> _WRITTEN PROBLEM_
Leaving out the pictures, transcribe all of the records faithfully.

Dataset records
◇ ◇ ◇

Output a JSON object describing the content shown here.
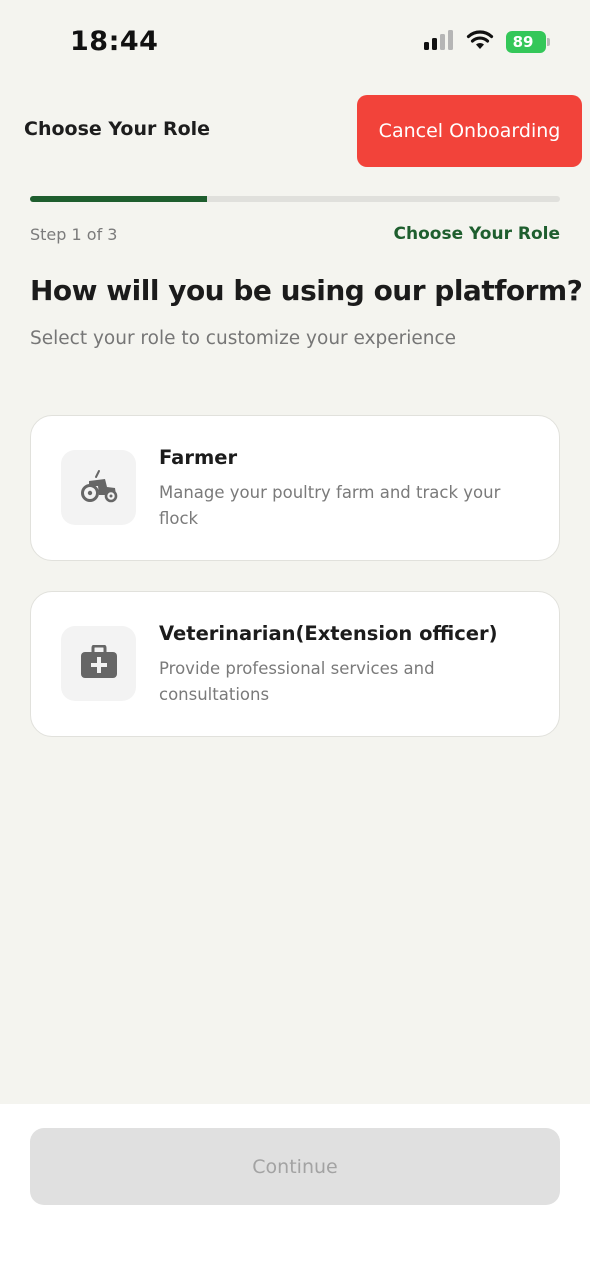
{
  "status_bar": {
    "time": "18:44",
    "battery": "89",
    "icons": [
      "cellular-signal-icon",
      "wifi-icon",
      "battery-charging-icon"
    ]
  },
  "header": {
    "title": "Choose Your Role",
    "cancel_label": "Cancel Onboarding"
  },
  "progress": {
    "step_label": "Step 1 of 3",
    "step_name": "Choose Your Role",
    "current": 1,
    "total": 3
  },
  "main": {
    "heading": "How will you be using our platform?",
    "subheading": "Select your role to customize your experience"
  },
  "roles": [
    {
      "title": "Farmer",
      "description": "Manage your poultry farm and track your flock",
      "icon": "tractor-icon"
    },
    {
      "title": "Veterinarian(Extension officer)",
      "description": "Provide professional services and consultations",
      "icon": "medical-kit-icon"
    }
  ],
  "footer": {
    "continue_label": "Continue"
  },
  "colors": {
    "accent": "#1e5e2e",
    "danger": "#f2433a",
    "background": "#f4f4ef",
    "disabled": "#e0e0e0"
  }
}
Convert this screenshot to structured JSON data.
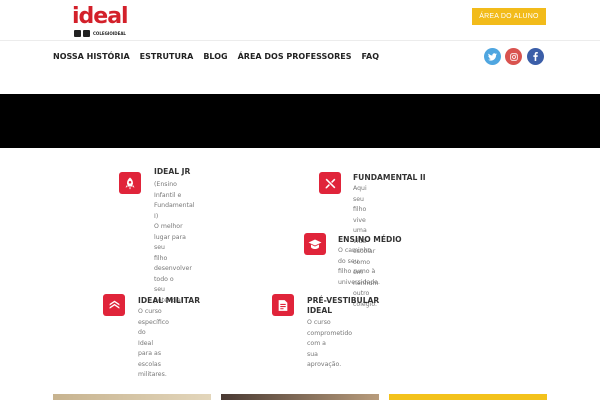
{
  "header": {
    "logo_text": "ideal",
    "logo_handle": "COLEGIOIDEAL",
    "cta_label": "ÁREA DO ALUNO"
  },
  "nav": {
    "items": [
      "NOSSA HISTÓRIA",
      "ESTRUTURA",
      "BLOG",
      "ÁREA DOS PROFESSORES",
      "FAQ"
    ]
  },
  "social": {
    "twitter_icon": "twitter-icon",
    "instagram_icon": "instagram-icon",
    "facebook_icon": "facebook-icon"
  },
  "features": {
    "jr": {
      "icon": "rocket-icon",
      "title": "IDEAL JR",
      "lines": [
        "(Ensino Infantil e",
        "Fundamental I)",
        "O melhor lugar para seu",
        "filho desenvolver todo o",
        "seu potencial"
      ]
    },
    "fund2": {
      "icon": "pencil-ruler-icon",
      "title": "FUNDAMENTAL II",
      "lines": [
        "Aqui seu filho vive uma vida",
        "escolar como em nenhum",
        "outro colégio."
      ]
    },
    "medio": {
      "icon": "graduation-cap-icon",
      "title": "ENSINO MÉDIO",
      "lines": [
        "O caminho do seu",
        "filho rumo à",
        "universidade."
      ]
    },
    "militar": {
      "icon": "chevron-rank-icon",
      "title": "IDEAL MILITAR",
      "lines": [
        "O curso específico do",
        "Ideal para as escolas",
        "militares."
      ]
    },
    "prevest": {
      "icon": "document-edit-icon",
      "title_lines": [
        "PRÉ-VESTIBULAR",
        "IDEAL"
      ],
      "lines": [
        "O curso",
        "comprometido com a",
        "sua aprovação."
      ]
    }
  },
  "colors": {
    "brand_red": "#e0243a",
    "cta_yellow": "#f2bb1a"
  }
}
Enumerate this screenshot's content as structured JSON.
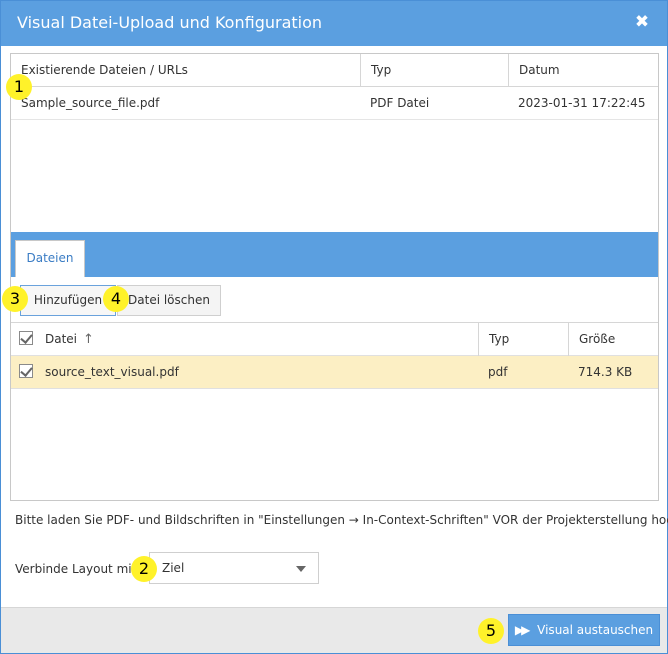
{
  "dialog": {
    "title": "Visual Datei-Upload und Konfiguration",
    "close_icon": "close-icon"
  },
  "existing": {
    "headers": [
      "Existierende Dateien / URLs",
      "Typ",
      "Datum"
    ],
    "rows": [
      {
        "name": "Sample_source_file.pdf",
        "type": "PDF Datei",
        "date": "2023-01-31 17:22:45"
      }
    ]
  },
  "tabs": {
    "files": "Dateien"
  },
  "buttons": {
    "add": "Hinzufügen",
    "delete": "Datei löschen"
  },
  "grid": {
    "headers": {
      "name": "Datei",
      "type": "Typ",
      "size": "Größe"
    },
    "sort_icon": "sort-ascending-icon",
    "rows": [
      {
        "name": "source_text_visual.pdf",
        "type": "pdf",
        "size": "714.3 KB",
        "checked": true
      }
    ]
  },
  "hint": "Bitte laden Sie PDF- und Bildschriften in \"Einstellungen → In-Context-Schriften\" VOR der Projekterstellung hoch",
  "layout": {
    "label": "Verbinde Layout mit",
    "selected": "Ziel"
  },
  "footer": {
    "replace_label": "Visual austauschen"
  },
  "markers": [
    "1",
    "2",
    "3",
    "4",
    "5"
  ],
  "colors": {
    "accent": "#5b9fe0",
    "selected_row": "#fcefc4",
    "marker": "#fff22a"
  }
}
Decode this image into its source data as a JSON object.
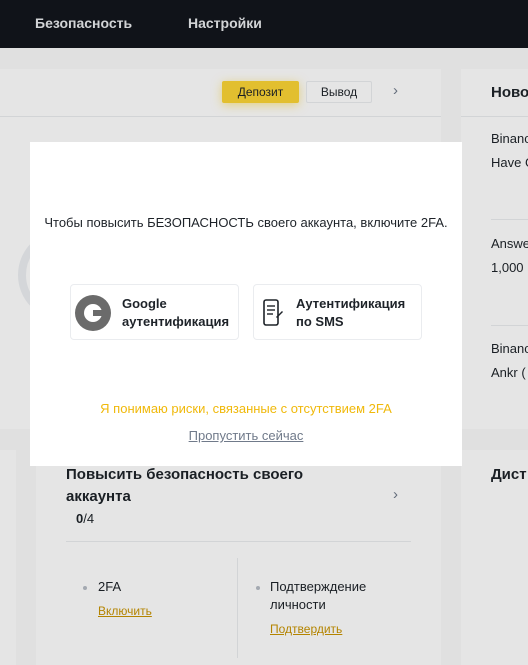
{
  "header": {
    "nav": [
      {
        "label": "Безопасность"
      },
      {
        "label": "Настройки"
      }
    ]
  },
  "balance_card": {
    "deposit_label": "Депозит",
    "withdraw_label": "Вывод"
  },
  "news_card": {
    "title": "Ново",
    "items": [
      {
        "line1": "Binanc",
        "line2": "Have G"
      },
      {
        "line1": "Answe",
        "line2": "1,000"
      },
      {
        "line1": "Binanc",
        "line2": "Ankr ("
      }
    ]
  },
  "security_card": {
    "title": "Повысить безопасность своего аккаунта",
    "progress_done": "0",
    "progress_total": "/4",
    "items": [
      {
        "label": "2FA",
        "action": "Включить"
      },
      {
        "label": "Подтверждение личности",
        "action": "Подтвердить"
      }
    ]
  },
  "distribution_card": {
    "title": "Дист"
  },
  "modal": {
    "message": "Чтобы повысить БЕЗОПАСНОСТЬ своего аккаунта, включите 2FA.",
    "options": [
      {
        "label": "Google\nаутентификация",
        "icon": "google-authenticator-icon"
      },
      {
        "label": "Аутентификация\nпо SMS",
        "icon": "sms-icon"
      }
    ],
    "risk_link": "Я понимаю риски, связанные с отсутствием 2FA",
    "skip_link": "Пропустить сейчас"
  },
  "colors": {
    "accent": "#fcd535",
    "accent_text": "#f0b90b",
    "link": "#c99400",
    "topbar": "#12161c"
  }
}
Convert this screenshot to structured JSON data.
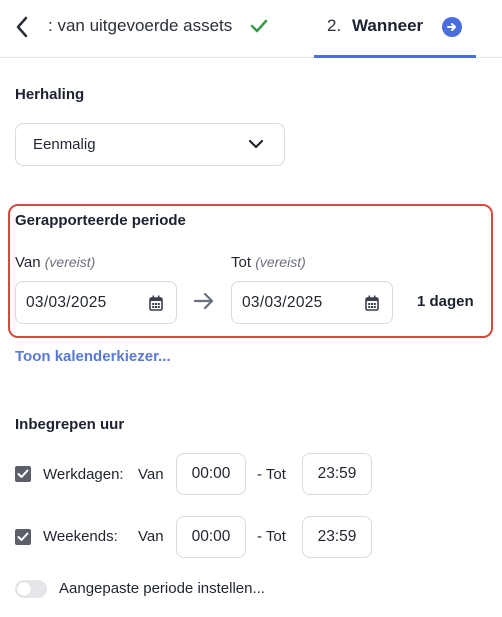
{
  "header": {
    "step1_label": ": van uitgevoerde assets",
    "step2_number": "2.",
    "step2_label": "Wanneer"
  },
  "herhaling": {
    "title": "Herhaling",
    "selected": "Eenmalig"
  },
  "periode": {
    "title": "Gerapporteerde periode",
    "van_label": "Van",
    "tot_label": "Tot",
    "required_text": "(vereist)",
    "van_value": "03/03/2025",
    "tot_value": "03/03/2025",
    "days_text": "1 dagen",
    "show_calendar_link": "Toon kalenderkiezer..."
  },
  "uren": {
    "title": "Inbegrepen uur",
    "werkdagen": {
      "label": "Werkdagen:",
      "van": "Van",
      "tot": "- Tot",
      "from": "00:00",
      "to": "23:59",
      "checked": true
    },
    "weekends": {
      "label": "Weekends:",
      "van": "Van",
      "tot": "- Tot",
      "from": "00:00",
      "to": "23:59",
      "checked": true
    },
    "custom_label": "Aangepaste periode instellen...",
    "custom_enabled": false
  },
  "colors": {
    "accent": "#4a6ee0",
    "link": "#5878da",
    "highlight_border": "#d64a3c",
    "check": "#3a9a4a"
  },
  "icons": [
    "back-chevron-icon",
    "check-icon",
    "arrow-right-circle-icon",
    "chevron-down-icon",
    "calendar-icon",
    "arrow-right-icon",
    "checkbox-check-icon"
  ]
}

◇ ◇ ◇

> _FINISHED TASK_
Output a JSON object describing the content shown here.
{
  "status_bar": {
    "time": "18:44",
    "battery": "89",
    "icons": [
      "cellular-signal-icon",
      "wifi-icon",
      "battery-charging-icon"
    ]
  },
  "header": {
    "title": "Choose Your Role",
    "cancel_label": "Cancel Onboarding"
  },
  "progress": {
    "step_label": "Step 1 of 3",
    "step_name": "Choose Your Role",
    "current": 1,
    "total": 3
  },
  "main": {
    "heading": "How will you be using our platform?",
    "subheading": "Select your role to customize your experience"
  },
  "roles": [
    {
      "title": "Farmer",
      "description": "Manage your poultry farm and track your flock",
      "icon": "tractor-icon"
    },
    {
      "title": "Veterinarian(Extension officer)",
      "description": "Provide professional services and consultations",
      "icon": "medical-kit-icon"
    }
  ],
  "footer": {
    "continue_label": "Continue"
  },
  "colors": {
    "accent": "#1e5e2e",
    "danger": "#f2433a",
    "background": "#f4f4ef",
    "disabled": "#e0e0e0"
  }
}
Convert this screenshot to structured JSON data.
{
  "header": {
    "logo_text": "ideal",
    "logo_handle": "COLEGIOIDEAL",
    "cta_label": "ÁREA DO ALUNO"
  },
  "nav": {
    "items": [
      "NOSSA HISTÓRIA",
      "ESTRUTURA",
      "BLOG",
      "ÁREA DOS PROFESSORES",
      "FAQ"
    ]
  },
  "social": {
    "twitter_icon": "twitter-icon",
    "instagram_icon": "instagram-icon",
    "facebook_icon": "facebook-icon"
  },
  "features": {
    "jr": {
      "icon": "rocket-icon",
      "title": "IDEAL JR",
      "lines": [
        "(Ensino Infantil e",
        "Fundamental I)",
        "O melhor lugar para seu",
        "filho desenvolver todo o",
        "seu potencial"
      ]
    },
    "fund2": {
      "icon": "pencil-ruler-icon",
      "title": "FUNDAMENTAL II",
      "lines": [
        "Aqui seu filho vive uma vida",
        "escolar como em nenhum",
        "outro colégio."
      ]
    },
    "medio": {
      "icon": "graduation-cap-icon",
      "title": "ENSINO MÉDIO",
      "lines": [
        "O caminho do seu",
        "filho rumo à",
        "universidade."
      ]
    },
    "militar": {
      "icon": "chevron-rank-icon",
      "title": "IDEAL MILITAR",
      "lines": [
        "O curso específico do",
        "Ideal para as escolas",
        "militares."
      ]
    },
    "prevest": {
      "icon": "document-edit-icon",
      "title_lines": [
        "PRÉ-VESTIBULAR",
        "IDEAL"
      ],
      "lines": [
        "O curso",
        "comprometido com a",
        "sua aprovação."
      ]
    }
  },
  "colors": {
    "brand_red": "#e0243a",
    "cta_yellow": "#f2bb1a"
  }
}
Enumerate this screenshot's content as structured JSON.
{
  "dialog": {
    "title": "Visual Datei-Upload und Konfiguration",
    "close_icon": "close-icon"
  },
  "existing": {
    "headers": [
      "Existierende Dateien / URLs",
      "Typ",
      "Datum"
    ],
    "rows": [
      {
        "name": "Sample_source_file.pdf",
        "type": "PDF Datei",
        "date": "2023-01-31 17:22:45"
      }
    ]
  },
  "tabs": {
    "files": "Dateien"
  },
  "buttons": {
    "add": "Hinzufügen",
    "delete": "Datei löschen"
  },
  "grid": {
    "headers": {
      "name": "Datei",
      "type": "Typ",
      "size": "Größe"
    },
    "sort_icon": "sort-ascending-icon",
    "rows": [
      {
        "name": "source_text_visual.pdf",
        "type": "pdf",
        "size": "714.3 KB",
        "checked": true
      }
    ]
  },
  "hint": "Bitte laden Sie PDF- und Bildschriften in \"Einstellungen → In-Context-Schriften\" VOR der Projekterstellung hoch",
  "layout": {
    "label": "Verbinde Layout mit",
    "selected": "Ziel"
  },
  "footer": {
    "replace_label": "Visual austauschen"
  },
  "markers": [
    "1",
    "2",
    "3",
    "4",
    "5"
  ],
  "colors": {
    "accent": "#5b9fe0",
    "selected_row": "#fcefc4",
    "marker": "#fff22a"
  }
}
Decode this image into its source data as a JSON object.
{
  "header": {
    "nav": [
      {
        "label": "Безопасность"
      },
      {
        "label": "Настройки"
      }
    ]
  },
  "balance_card": {
    "deposit_label": "Депозит",
    "withdraw_label": "Вывод"
  },
  "news_card": {
    "title": "Ново",
    "items": [
      {
        "line1": "Binanc",
        "line2": "Have G"
      },
      {
        "line1": "Answe",
        "line2": "1,000"
      },
      {
        "line1": "Binanc",
        "line2": "Ankr ("
      }
    ]
  },
  "security_card": {
    "title": "Повысить безопасность своего аккаунта",
    "progress_done": "0",
    "progress_total": "/4",
    "items": [
      {
        "label": "2FA",
        "action": "Включить"
      },
      {
        "label": "Подтверждение личности",
        "action": "Подтвердить"
      }
    ]
  },
  "distribution_card": {
    "title": "Дист"
  },
  "modal": {
    "message": "Чтобы повысить БЕЗОПАСНОСТЬ своего аккаунта, включите 2FA.",
    "options": [
      {
        "label": "Google\nаутентификация",
        "icon": "google-authenticator-icon"
      },
      {
        "label": "Аутентификация\nпо SMS",
        "icon": "sms-icon"
      }
    ],
    "risk_link": "Я понимаю риски, связанные с отсутствием 2FA",
    "skip_link": "Пропустить сейчас"
  },
  "colors": {
    "accent": "#fcd535",
    "accent_text": "#f0b90b",
    "link": "#c99400",
    "topbar": "#12161c"
  }
}
Convert this screenshot to structured JSON data.
{
  "header": {
    "step1_label": ": van uitgevoerde assets",
    "step2_number": "2.",
    "step2_label": "Wanneer"
  },
  "herhaling": {
    "title": "Herhaling",
    "selected": "Eenmalig"
  },
  "periode": {
    "title": "Gerapporteerde periode",
    "van_label": "Van",
    "tot_label": "Tot",
    "required_text": "(vereist)",
    "van_value": "03/03/2025",
    "tot_value": "03/03/2025",
    "days_text": "1 dagen",
    "show_calendar_link": "Toon kalenderkiezer..."
  },
  "uren": {
    "title": "Inbegrepen uur",
    "werkdagen": {
      "label": "Werkdagen:",
      "van": "Van",
      "tot": "- Tot",
      "from": "00:00",
      "to": "23:59",
      "checked": true
    },
    "weekends": {
      "label": "Weekends:",
      "van": "Van",
      "tot": "- Tot",
      "from": "00:00",
      "to": "23:59",
      "checked": true
    },
    "custom_label": "Aangepaste periode instellen...",
    "custom_enabled": false
  },
  "colors": {
    "accent": "#4a6ee0",
    "link": "#5878da",
    "highlight_border": "#d64a3c",
    "check": "#3a9a4a"
  },
  "icons": [
    "back-chevron-icon",
    "check-icon",
    "arrow-right-circle-icon",
    "chevron-down-icon",
    "calendar-icon",
    "arrow-right-icon",
    "checkbox-check-icon"
  ]
}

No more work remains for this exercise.